[Figure collection entries]
+ + + +

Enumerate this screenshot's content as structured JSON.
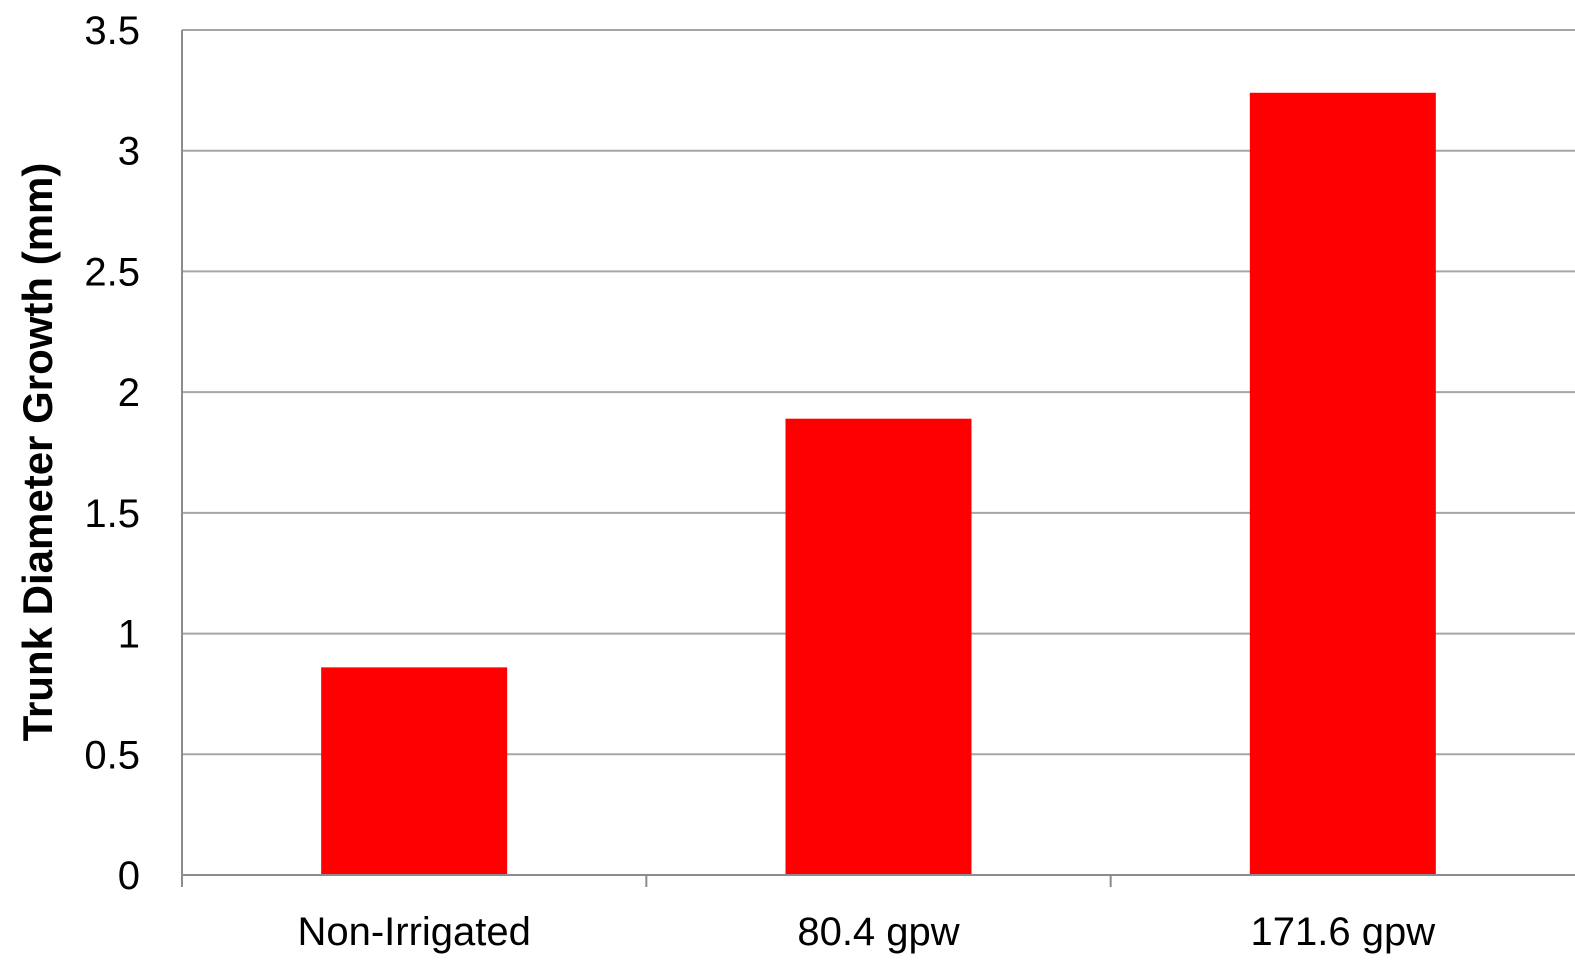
{
  "chart_data": {
    "type": "bar",
    "categories": [
      "Non-Irrigated",
      "80.4 gpw",
      "171.6 gpw"
    ],
    "values": [
      0.86,
      1.89,
      3.24
    ],
    "title": "",
    "xlabel": "",
    "ylabel": "Trunk Diameter Growth (mm)",
    "ylim": [
      0,
      3.5
    ],
    "yticks": [
      "0",
      "0.5",
      "1",
      "1.5",
      "2",
      "2.5",
      "3",
      "3.5"
    ],
    "grid": true,
    "legend": "none",
    "colors": {
      "bar": "#ff0000",
      "grid": "#a6a6a6",
      "axis": "#8c8c8c"
    }
  }
}
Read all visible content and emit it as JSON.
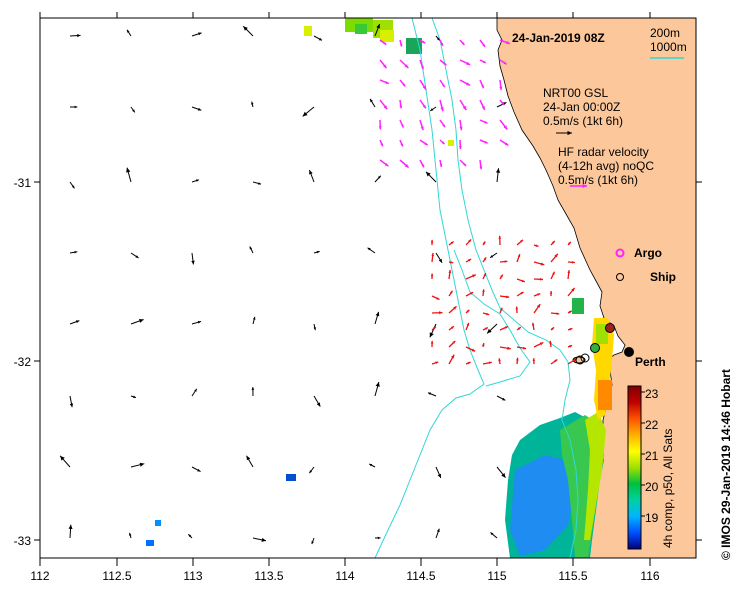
{
  "map": {
    "title": "24-Jan-2019 08Z",
    "credit": "© IMOS 29-Jan-2019 14:46 Hobart",
    "x_ticks": [
      "112",
      "112.5",
      "113",
      "113.5",
      "114",
      "114.5",
      "115",
      "115.5",
      "116"
    ],
    "y_ticks": [
      "-31",
      "-32",
      "-33"
    ],
    "lon_range": [
      112,
      116.3
    ],
    "lat_range": [
      -33.1,
      -30.05
    ]
  },
  "legend": {
    "isobath_1": "200m",
    "isobath_2": "1000m",
    "isobath_color": "#33d6d6",
    "model_line1": "NRT00 GSL",
    "model_line2": "24-Jan 00:00Z",
    "model_line3": "0.5m/s (1kt 6h)",
    "radar_line1": "HF radar velocity",
    "radar_line2": "(4-12h avg) noQC",
    "radar_line3": "0.5m/s (1kt 6h)",
    "radar_color": "#ff22ff",
    "argo_label": "Argo",
    "ship_label": "Ship",
    "city": "Perth"
  },
  "colorbar": {
    "label": "4h comp, p50, All Sats",
    "ticks": [
      "23",
      "22",
      "21",
      "20",
      "19"
    ],
    "range": [
      18.5,
      23.2
    ],
    "colors": [
      "#000080",
      "#0050ff",
      "#00b4ff",
      "#00d0a0",
      "#00c040",
      "#a0e000",
      "#ffff00",
      "#ffb000",
      "#ff5000",
      "#c00000",
      "#800000"
    ]
  },
  "colors": {
    "land": "#fcc89b",
    "coast": "#000000",
    "model_arrow": "#000000",
    "radar_arrow_north": "#ff22ff",
    "radar_arrow_south": "#ee1111"
  }
}
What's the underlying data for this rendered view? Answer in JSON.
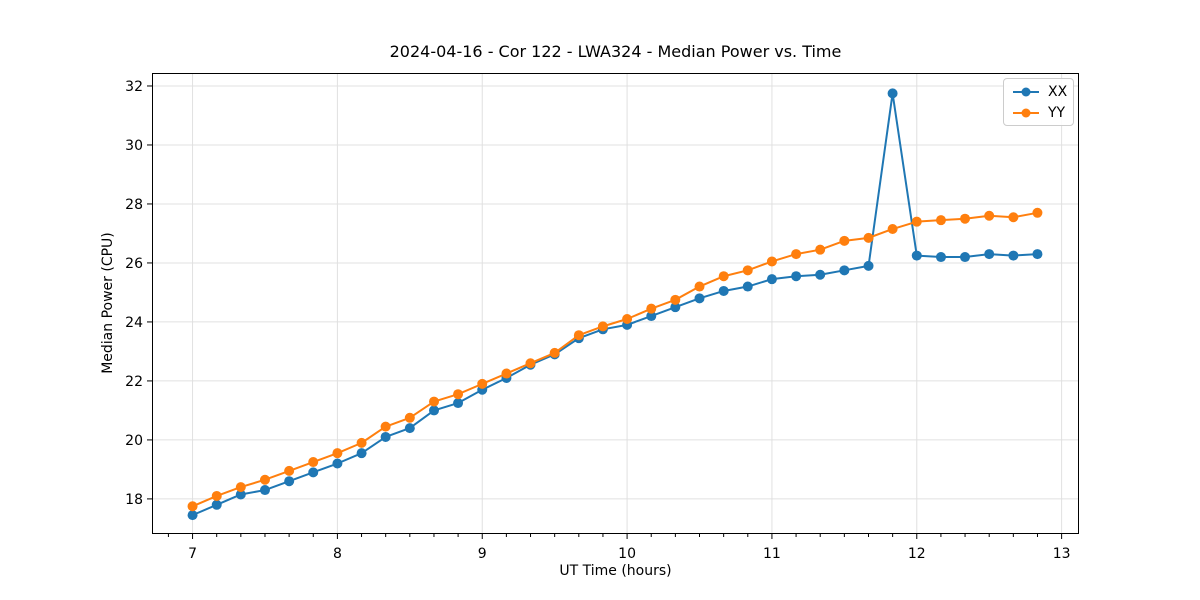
{
  "chart_data": {
    "type": "line",
    "title": "2024-04-16 - Cor 122 - LWA324 - Median Power vs. Time",
    "xlabel": "UT Time (hours)",
    "ylabel": "Median Power (CPU)",
    "xlim": [
      6.72,
      13.12
    ],
    "ylim": [
      16.81,
      32.44
    ],
    "xticks": [
      7,
      8,
      9,
      10,
      11,
      12,
      13
    ],
    "yticks": [
      18,
      20,
      22,
      24,
      26,
      28,
      30,
      32
    ],
    "x_minor_divisions_per_unit": 6,
    "grid": true,
    "grid_color": "#e0e0e0",
    "axis_color": "#000000",
    "legend_position": "upper right",
    "x": [
      7.0,
      7.167,
      7.333,
      7.5,
      7.667,
      7.833,
      8.0,
      8.167,
      8.333,
      8.5,
      8.667,
      8.833,
      9.0,
      9.167,
      9.333,
      9.5,
      9.667,
      9.833,
      10.0,
      10.167,
      10.333,
      10.5,
      10.667,
      10.833,
      11.0,
      11.167,
      11.333,
      11.5,
      11.667,
      11.833,
      12.0,
      12.167,
      12.333,
      12.5,
      12.667,
      12.833
    ],
    "series": [
      {
        "name": "XX",
        "color": "#1f77b4",
        "values": [
          17.45,
          17.8,
          18.15,
          18.3,
          18.6,
          18.9,
          19.2,
          19.55,
          20.1,
          20.4,
          21.0,
          21.25,
          21.7,
          22.1,
          22.55,
          22.9,
          23.45,
          23.75,
          23.9,
          24.2,
          24.5,
          24.8,
          25.05,
          25.2,
          25.45,
          25.55,
          25.6,
          25.75,
          25.9,
          31.75,
          26.25,
          26.2,
          26.2,
          26.3,
          26.25,
          26.3
        ]
      },
      {
        "name": "YY",
        "color": "#ff7f0e",
        "values": [
          17.75,
          18.1,
          18.4,
          18.65,
          18.95,
          19.25,
          19.55,
          19.9,
          20.45,
          20.75,
          21.3,
          21.55,
          21.9,
          22.25,
          22.6,
          22.95,
          23.55,
          23.85,
          24.1,
          24.45,
          24.75,
          25.2,
          25.55,
          25.75,
          26.05,
          26.3,
          26.45,
          26.75,
          26.85,
          27.15,
          27.4,
          27.45,
          27.5,
          27.6,
          27.55,
          27.7
        ]
      }
    ]
  }
}
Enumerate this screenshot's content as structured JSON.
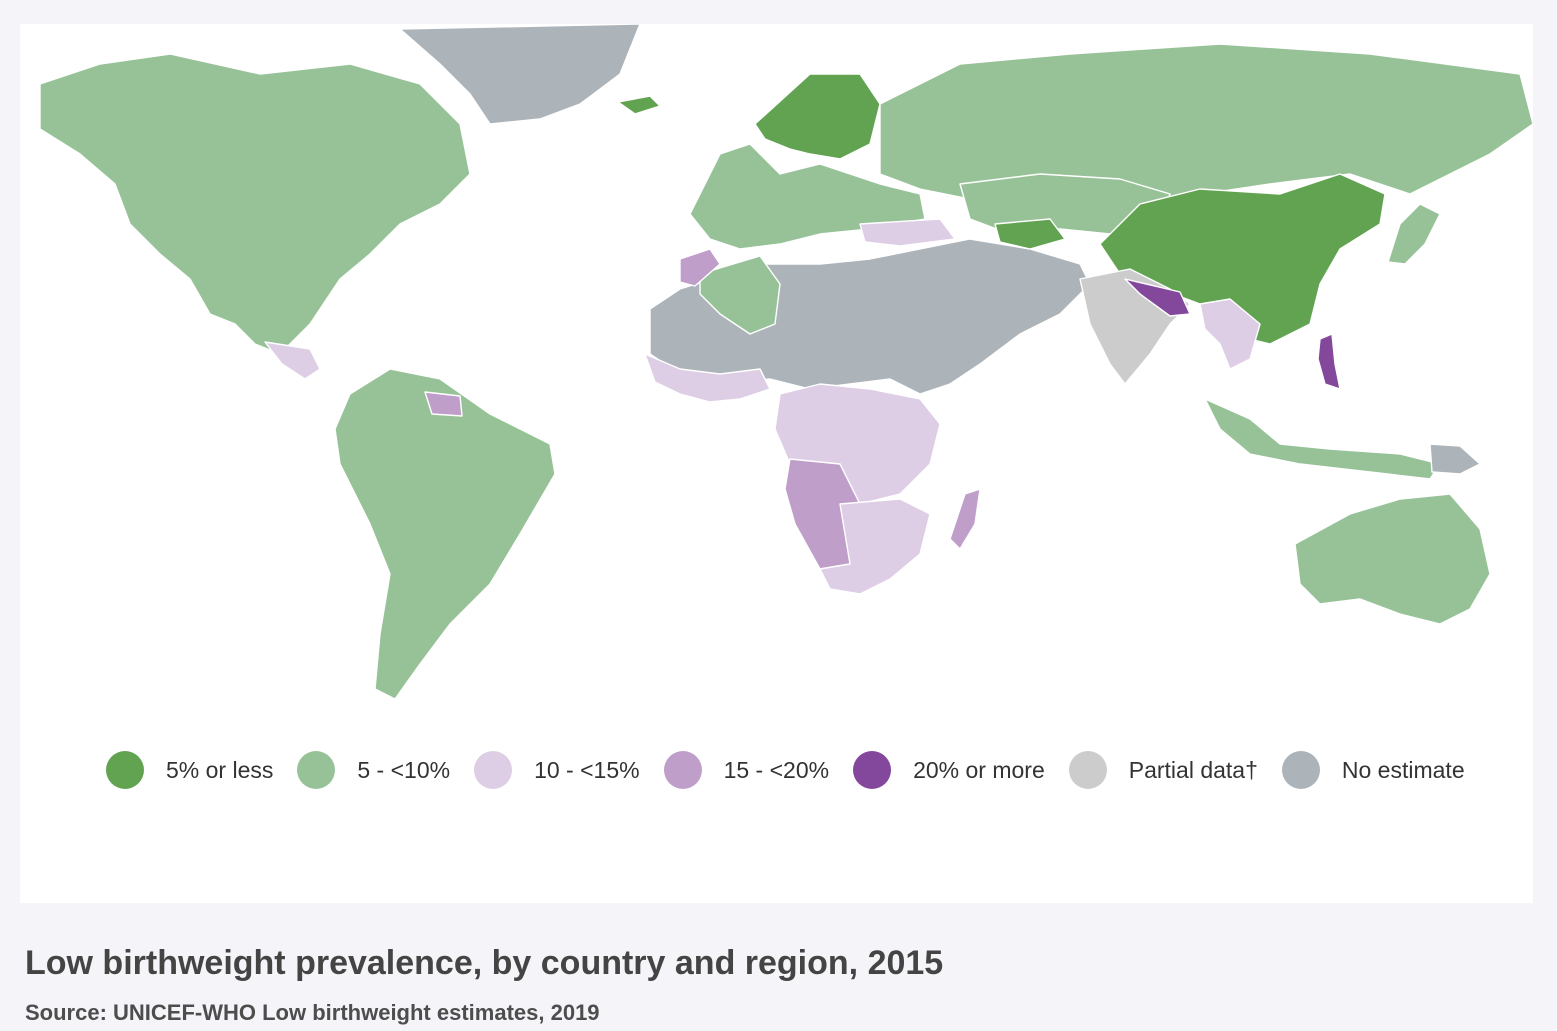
{
  "legend": {
    "items": [
      {
        "label": "5% or less",
        "color": "#62a352"
      },
      {
        "label": "5 - <10%",
        "color": "#97c298"
      },
      {
        "label": "10 - <15%",
        "color": "#ddcde5"
      },
      {
        "label": "15 - <20%",
        "color": "#bf9ec9"
      },
      {
        "label": "20% or more",
        "color": "#83479b"
      },
      {
        "label": "Partial data†",
        "color": "#cccccc"
      },
      {
        "label": "No estimate",
        "color": "#acb3b9"
      }
    ]
  },
  "caption": {
    "title": "Low birthweight prevalence, by country and region, 2015",
    "source": "Source: UNICEF-WHO Low birthweight estimates, 2019"
  },
  "map": {
    "regions": [
      {
        "name": "north-america",
        "category": "5 - <10%"
      },
      {
        "name": "greenland",
        "category": "No estimate"
      },
      {
        "name": "iceland",
        "category": "5% or less"
      },
      {
        "name": "central-america",
        "category": "10 - <15%"
      },
      {
        "name": "south-america",
        "category": "5 - <10%"
      },
      {
        "name": "guyana-suriname",
        "category": "15 - <20%"
      },
      {
        "name": "western-europe",
        "category": "5 - <10%"
      },
      {
        "name": "scandinavia",
        "category": "5% or less"
      },
      {
        "name": "russia",
        "category": "5 - <10%"
      },
      {
        "name": "turkey",
        "category": "10 - <15%"
      },
      {
        "name": "north-africa-middle-east",
        "category": "No estimate"
      },
      {
        "name": "algeria",
        "category": "5 - <10%"
      },
      {
        "name": "morocco",
        "category": "15 - <20%"
      },
      {
        "name": "west-africa-coast",
        "category": "10 - <15%"
      },
      {
        "name": "central-east-africa",
        "category": "10 - <15%"
      },
      {
        "name": "angola-namibia",
        "category": "15 - <20%"
      },
      {
        "name": "southern-africa",
        "category": "10 - <15%"
      },
      {
        "name": "madagascar",
        "category": "15 - <20%"
      },
      {
        "name": "central-asia",
        "category": "5 - <10%"
      },
      {
        "name": "turkmenistan",
        "category": "5% or less"
      },
      {
        "name": "china",
        "category": "5% or less"
      },
      {
        "name": "india",
        "category": "Partial data†"
      },
      {
        "name": "nepal-bangladesh",
        "category": "20% or more"
      },
      {
        "name": "southeast-asia",
        "category": "10 - <15%"
      },
      {
        "name": "philippines",
        "category": "20% or more"
      },
      {
        "name": "indonesia",
        "category": "5 - <10%"
      },
      {
        "name": "papua-new-guinea",
        "category": "No estimate"
      },
      {
        "name": "japan",
        "category": "5 - <10%"
      },
      {
        "name": "australia",
        "category": "5 - <10%"
      }
    ]
  }
}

+ + + +

Without including any picture, repeat the data exactly.

Enumerate this screenshot's content as structured JSON.
{
  "chart_data": {
    "type": "bar",
    "categories": [
      "Non-Irrigated",
      "80.4 gpw",
      "171.6 gpw"
    ],
    "values": [
      0.86,
      1.89,
      3.24
    ],
    "title": "",
    "xlabel": "",
    "ylabel": "Trunk Diameter Growth (mm)",
    "ylim": [
      0,
      3.5
    ],
    "yticks": [
      "0",
      "0.5",
      "1",
      "1.5",
      "2",
      "2.5",
      "3",
      "3.5"
    ],
    "grid": true,
    "legend": "none",
    "colors": {
      "bar": "#ff0000",
      "grid": "#a6a6a6",
      "axis": "#8c8c8c"
    }
  }
}
Read all visible content and emit it as JSON.
{
  "map": {
    "title": "24-Jan-2019 08Z",
    "credit": "© IMOS 29-Jan-2019 14:46 Hobart",
    "x_ticks": [
      "112",
      "112.5",
      "113",
      "113.5",
      "114",
      "114.5",
      "115",
      "115.5",
      "116"
    ],
    "y_ticks": [
      "-31",
      "-32",
      "-33"
    ],
    "lon_range": [
      112,
      116.3
    ],
    "lat_range": [
      -33.1,
      -30.05
    ]
  },
  "legend": {
    "isobath_1": "200m",
    "isobath_2": "1000m",
    "isobath_color": "#33d6d6",
    "model_line1": "NRT00 GSL",
    "model_line2": "24-Jan 00:00Z",
    "model_line3": "0.5m/s (1kt 6h)",
    "radar_line1": "HF radar velocity",
    "radar_line2": "(4-12h avg) noQC",
    "radar_line3": "0.5m/s (1kt 6h)",
    "radar_color": "#ff22ff",
    "argo_label": "Argo",
    "ship_label": "Ship",
    "city": "Perth"
  },
  "colorbar": {
    "label": "4h comp, p50, All Sats",
    "ticks": [
      "23",
      "22",
      "21",
      "20",
      "19"
    ],
    "range": [
      18.5,
      23.2
    ],
    "colors": [
      "#000080",
      "#0050ff",
      "#00b4ff",
      "#00d0a0",
      "#00c040",
      "#a0e000",
      "#ffff00",
      "#ffb000",
      "#ff5000",
      "#c00000",
      "#800000"
    ]
  },
  "colors": {
    "land": "#fcc89b",
    "coast": "#000000",
    "model_arrow": "#000000",
    "radar_arrow_north": "#ff22ff",
    "radar_arrow_south": "#ee1111"
  }
}
What's the underlying data for this rendered view? Answer in JSON.
{
  "chart_data": {
    "type": "line",
    "title": "2024-04-16 - Cor 122 - LWA324 - Median Power vs. Time",
    "xlabel": "UT Time (hours)",
    "ylabel": "Median Power (CPU)",
    "xlim": [
      6.72,
      13.12
    ],
    "ylim": [
      16.81,
      32.44
    ],
    "xticks": [
      7,
      8,
      9,
      10,
      11,
      12,
      13
    ],
    "yticks": [
      18,
      20,
      22,
      24,
      26,
      28,
      30,
      32
    ],
    "x_minor_divisions_per_unit": 6,
    "grid": true,
    "grid_color": "#e0e0e0",
    "axis_color": "#000000",
    "legend_position": "upper right",
    "x": [
      7.0,
      7.167,
      7.333,
      7.5,
      7.667,
      7.833,
      8.0,
      8.167,
      8.333,
      8.5,
      8.667,
      8.833,
      9.0,
      9.167,
      9.333,
      9.5,
      9.667,
      9.833,
      10.0,
      10.167,
      10.333,
      10.5,
      10.667,
      10.833,
      11.0,
      11.167,
      11.333,
      11.5,
      11.667,
      11.833,
      12.0,
      12.167,
      12.333,
      12.5,
      12.667,
      12.833
    ],
    "series": [
      {
        "name": "XX",
        "color": "#1f77b4",
        "values": [
          17.45,
          17.8,
          18.15,
          18.3,
          18.6,
          18.9,
          19.2,
          19.55,
          20.1,
          20.4,
          21.0,
          21.25,
          21.7,
          22.1,
          22.55,
          22.9,
          23.45,
          23.75,
          23.9,
          24.2,
          24.5,
          24.8,
          25.05,
          25.2,
          25.45,
          25.55,
          25.6,
          25.75,
          25.9,
          31.75,
          26.25,
          26.2,
          26.2,
          26.3,
          26.25,
          26.3
        ]
      },
      {
        "name": "YY",
        "color": "#ff7f0e",
        "values": [
          17.75,
          18.1,
          18.4,
          18.65,
          18.95,
          19.25,
          19.55,
          19.9,
          20.45,
          20.75,
          21.3,
          21.55,
          21.9,
          22.25,
          22.6,
          22.95,
          23.55,
          23.85,
          24.1,
          24.45,
          24.75,
          25.2,
          25.55,
          25.75,
          26.05,
          26.3,
          26.45,
          26.75,
          26.85,
          27.15,
          27.4,
          27.45,
          27.5,
          27.6,
          27.55,
          27.7
        ]
      }
    ]
  }
}
Enumerate this screenshot's content as structured JSON.
{
  "legend": {
    "items": [
      {
        "label": "5% or less",
        "color": "#62a352"
      },
      {
        "label": "5 - <10%",
        "color": "#97c298"
      },
      {
        "label": "10 - <15%",
        "color": "#ddcde5"
      },
      {
        "label": "15 - <20%",
        "color": "#bf9ec9"
      },
      {
        "label": "20% or more",
        "color": "#83479b"
      },
      {
        "label": "Partial data†",
        "color": "#cccccc"
      },
      {
        "label": "No estimate",
        "color": "#acb3b9"
      }
    ]
  },
  "caption": {
    "title": "Low birthweight prevalence, by country and region, 2015",
    "source": "Source: UNICEF-WHO Low birthweight estimates, 2019"
  },
  "map": {
    "regions": [
      {
        "name": "north-america",
        "category": "5 - <10%"
      },
      {
        "name": "greenland",
        "category": "No estimate"
      },
      {
        "name": "iceland",
        "category": "5% or less"
      },
      {
        "name": "central-america",
        "category": "10 - <15%"
      },
      {
        "name": "south-america",
        "category": "5 - <10%"
      },
      {
        "name": "guyana-suriname",
        "category": "15 - <20%"
      },
      {
        "name": "western-europe",
        "category": "5 - <10%"
      },
      {
        "name": "scandinavia",
        "category": "5% or less"
      },
      {
        "name": "russia",
        "category": "5 - <10%"
      },
      {
        "name": "turkey",
        "category": "10 - <15%"
      },
      {
        "name": "north-africa-middle-east",
        "category": "No estimate"
      },
      {
        "name": "algeria",
        "category": "5 - <10%"
      },
      {
        "name": "morocco",
        "category": "15 - <20%"
      },
      {
        "name": "west-africa-coast",
        "category": "10 - <15%"
      },
      {
        "name": "central-east-africa",
        "category": "10 - <15%"
      },
      {
        "name": "angola-namibia",
        "category": "15 - <20%"
      },
      {
        "name": "southern-africa",
        "category": "10 - <15%"
      },
      {
        "name": "madagascar",
        "category": "15 - <20%"
      },
      {
        "name": "central-asia",
        "category": "5 - <10%"
      },
      {
        "name": "turkmenistan",
        "category": "5% or less"
      },
      {
        "name": "china",
        "category": "5% or less"
      },
      {
        "name": "india",
        "category": "Partial data†"
      },
      {
        "name": "nepal-bangladesh",
        "category": "20% or more"
      },
      {
        "name": "southeast-asia",
        "category": "10 - <15%"
      },
      {
        "name": "philippines",
        "category": "20% or more"
      },
      {
        "name": "indonesia",
        "category": "5 - <10%"
      },
      {
        "name": "papua-new-guinea",
        "category": "No estimate"
      },
      {
        "name": "japan",
        "category": "5 - <10%"
      },
      {
        "name": "australia",
        "category": "5 - <10%"
      }
    ]
  }
}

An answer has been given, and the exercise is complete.